DATA RECORDS —
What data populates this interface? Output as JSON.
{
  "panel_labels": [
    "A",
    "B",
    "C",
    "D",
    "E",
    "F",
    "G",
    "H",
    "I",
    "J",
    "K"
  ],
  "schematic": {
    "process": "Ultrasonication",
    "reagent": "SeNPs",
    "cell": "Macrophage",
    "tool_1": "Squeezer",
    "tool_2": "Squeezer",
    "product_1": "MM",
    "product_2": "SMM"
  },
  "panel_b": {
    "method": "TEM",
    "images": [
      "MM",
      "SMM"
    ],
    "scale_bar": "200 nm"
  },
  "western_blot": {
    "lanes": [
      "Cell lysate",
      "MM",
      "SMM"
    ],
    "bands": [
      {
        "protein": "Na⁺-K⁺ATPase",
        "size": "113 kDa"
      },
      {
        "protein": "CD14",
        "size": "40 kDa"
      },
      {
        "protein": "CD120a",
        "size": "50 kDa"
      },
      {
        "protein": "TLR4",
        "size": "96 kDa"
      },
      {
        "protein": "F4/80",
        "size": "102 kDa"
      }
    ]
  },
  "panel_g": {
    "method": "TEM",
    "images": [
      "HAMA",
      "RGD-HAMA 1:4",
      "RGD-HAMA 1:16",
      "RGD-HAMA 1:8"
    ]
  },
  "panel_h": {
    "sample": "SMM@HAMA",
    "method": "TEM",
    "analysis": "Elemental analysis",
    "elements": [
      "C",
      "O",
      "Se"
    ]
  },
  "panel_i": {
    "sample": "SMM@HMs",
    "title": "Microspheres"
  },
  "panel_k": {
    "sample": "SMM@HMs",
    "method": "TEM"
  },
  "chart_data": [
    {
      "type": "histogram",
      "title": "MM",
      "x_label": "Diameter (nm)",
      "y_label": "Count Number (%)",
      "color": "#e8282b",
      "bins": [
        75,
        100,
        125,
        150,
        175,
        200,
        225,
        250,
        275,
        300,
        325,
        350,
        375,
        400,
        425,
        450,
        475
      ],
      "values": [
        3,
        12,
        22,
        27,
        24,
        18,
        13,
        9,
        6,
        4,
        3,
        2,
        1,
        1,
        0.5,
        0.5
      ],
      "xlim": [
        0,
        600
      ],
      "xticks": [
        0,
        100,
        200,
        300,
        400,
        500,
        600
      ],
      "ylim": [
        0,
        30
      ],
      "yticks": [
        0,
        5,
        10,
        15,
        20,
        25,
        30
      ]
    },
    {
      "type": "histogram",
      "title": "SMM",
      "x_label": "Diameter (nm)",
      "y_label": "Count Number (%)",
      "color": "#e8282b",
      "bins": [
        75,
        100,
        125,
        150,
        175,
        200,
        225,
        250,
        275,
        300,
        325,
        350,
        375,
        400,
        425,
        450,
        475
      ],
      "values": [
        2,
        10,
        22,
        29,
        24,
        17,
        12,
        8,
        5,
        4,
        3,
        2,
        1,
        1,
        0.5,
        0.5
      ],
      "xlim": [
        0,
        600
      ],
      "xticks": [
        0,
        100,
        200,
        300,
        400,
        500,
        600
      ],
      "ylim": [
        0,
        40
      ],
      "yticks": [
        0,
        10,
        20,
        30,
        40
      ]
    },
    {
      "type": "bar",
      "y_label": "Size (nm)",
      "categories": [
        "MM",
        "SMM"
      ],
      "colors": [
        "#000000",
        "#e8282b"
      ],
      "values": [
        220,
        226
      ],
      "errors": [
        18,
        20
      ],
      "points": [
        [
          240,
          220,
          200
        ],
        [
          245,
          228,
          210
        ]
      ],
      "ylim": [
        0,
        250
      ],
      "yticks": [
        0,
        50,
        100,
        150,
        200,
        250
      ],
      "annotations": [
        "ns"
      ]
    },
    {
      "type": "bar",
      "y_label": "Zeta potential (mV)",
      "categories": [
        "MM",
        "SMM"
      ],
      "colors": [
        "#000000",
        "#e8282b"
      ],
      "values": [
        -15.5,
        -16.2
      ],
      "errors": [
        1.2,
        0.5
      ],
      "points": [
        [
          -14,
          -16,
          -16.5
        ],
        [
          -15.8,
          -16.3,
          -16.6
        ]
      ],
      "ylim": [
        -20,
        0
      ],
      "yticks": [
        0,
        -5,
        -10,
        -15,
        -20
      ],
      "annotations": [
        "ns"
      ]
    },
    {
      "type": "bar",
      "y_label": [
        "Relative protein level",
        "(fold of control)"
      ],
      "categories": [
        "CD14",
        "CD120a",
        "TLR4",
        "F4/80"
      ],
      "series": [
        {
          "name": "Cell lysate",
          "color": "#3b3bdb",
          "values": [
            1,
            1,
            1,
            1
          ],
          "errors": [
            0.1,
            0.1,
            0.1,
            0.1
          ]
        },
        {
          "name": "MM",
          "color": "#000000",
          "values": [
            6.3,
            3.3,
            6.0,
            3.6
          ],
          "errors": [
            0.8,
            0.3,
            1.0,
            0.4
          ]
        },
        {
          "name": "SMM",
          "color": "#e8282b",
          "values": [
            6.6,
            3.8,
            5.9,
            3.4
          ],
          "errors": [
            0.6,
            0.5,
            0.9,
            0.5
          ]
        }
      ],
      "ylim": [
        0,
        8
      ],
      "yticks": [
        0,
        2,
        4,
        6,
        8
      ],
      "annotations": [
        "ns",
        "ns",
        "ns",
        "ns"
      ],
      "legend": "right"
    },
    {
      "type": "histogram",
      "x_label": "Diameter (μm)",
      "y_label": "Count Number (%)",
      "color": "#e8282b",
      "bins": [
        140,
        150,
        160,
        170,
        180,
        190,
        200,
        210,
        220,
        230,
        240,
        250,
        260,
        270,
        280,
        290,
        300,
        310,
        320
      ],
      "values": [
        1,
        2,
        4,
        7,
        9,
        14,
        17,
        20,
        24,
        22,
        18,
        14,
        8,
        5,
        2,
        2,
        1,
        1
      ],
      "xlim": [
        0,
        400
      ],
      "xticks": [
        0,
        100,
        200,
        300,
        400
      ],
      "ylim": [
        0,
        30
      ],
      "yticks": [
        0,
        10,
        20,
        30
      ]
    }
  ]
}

INSTRUCTIONS FOR THE TASK —
What lines of the preceding data include the string "HAMA"? Pull them out.

REPLY —
      "HAMA",
      "RGD-HAMA 1:4",
      "RGD-HAMA 1:16",
      "RGD-HAMA 1:8"
    "sample": "SMM@HAMA",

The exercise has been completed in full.